## BEGIN SUPPLIED ENTRIES

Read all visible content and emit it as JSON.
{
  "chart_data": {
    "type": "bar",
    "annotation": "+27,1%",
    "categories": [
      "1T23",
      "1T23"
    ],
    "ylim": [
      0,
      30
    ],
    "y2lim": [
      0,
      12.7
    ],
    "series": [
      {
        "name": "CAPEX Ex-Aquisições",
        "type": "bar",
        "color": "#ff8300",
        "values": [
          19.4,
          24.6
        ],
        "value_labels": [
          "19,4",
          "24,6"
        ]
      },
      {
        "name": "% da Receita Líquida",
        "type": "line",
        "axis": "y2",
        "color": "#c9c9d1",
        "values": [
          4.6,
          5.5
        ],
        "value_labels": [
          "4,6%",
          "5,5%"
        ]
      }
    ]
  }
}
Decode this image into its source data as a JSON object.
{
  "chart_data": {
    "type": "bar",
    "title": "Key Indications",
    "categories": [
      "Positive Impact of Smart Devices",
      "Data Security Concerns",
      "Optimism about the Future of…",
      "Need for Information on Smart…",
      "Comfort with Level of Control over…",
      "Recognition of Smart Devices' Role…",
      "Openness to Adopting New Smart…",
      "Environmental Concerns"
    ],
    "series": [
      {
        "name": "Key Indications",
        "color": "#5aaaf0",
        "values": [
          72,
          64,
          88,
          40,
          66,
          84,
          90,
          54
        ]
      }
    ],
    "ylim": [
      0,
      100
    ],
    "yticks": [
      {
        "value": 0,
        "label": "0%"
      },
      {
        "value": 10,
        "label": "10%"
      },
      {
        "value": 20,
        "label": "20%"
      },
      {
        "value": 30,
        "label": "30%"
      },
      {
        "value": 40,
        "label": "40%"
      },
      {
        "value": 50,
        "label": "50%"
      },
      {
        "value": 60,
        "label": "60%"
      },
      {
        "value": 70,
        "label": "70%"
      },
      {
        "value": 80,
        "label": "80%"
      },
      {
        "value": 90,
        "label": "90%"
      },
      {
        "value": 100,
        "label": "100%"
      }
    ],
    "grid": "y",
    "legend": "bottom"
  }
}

## END SUPPLIED ENTRIES

#### DIRECTIONS FOR THIS TASK
Identify each line of the material where the word "name" shows up, and copy it.

#### THE COMPLETED TASK
        "name": "CAPEX Ex-Aquisições",
        "name": "% da Receita Líquida",
        "name": "Key Indications",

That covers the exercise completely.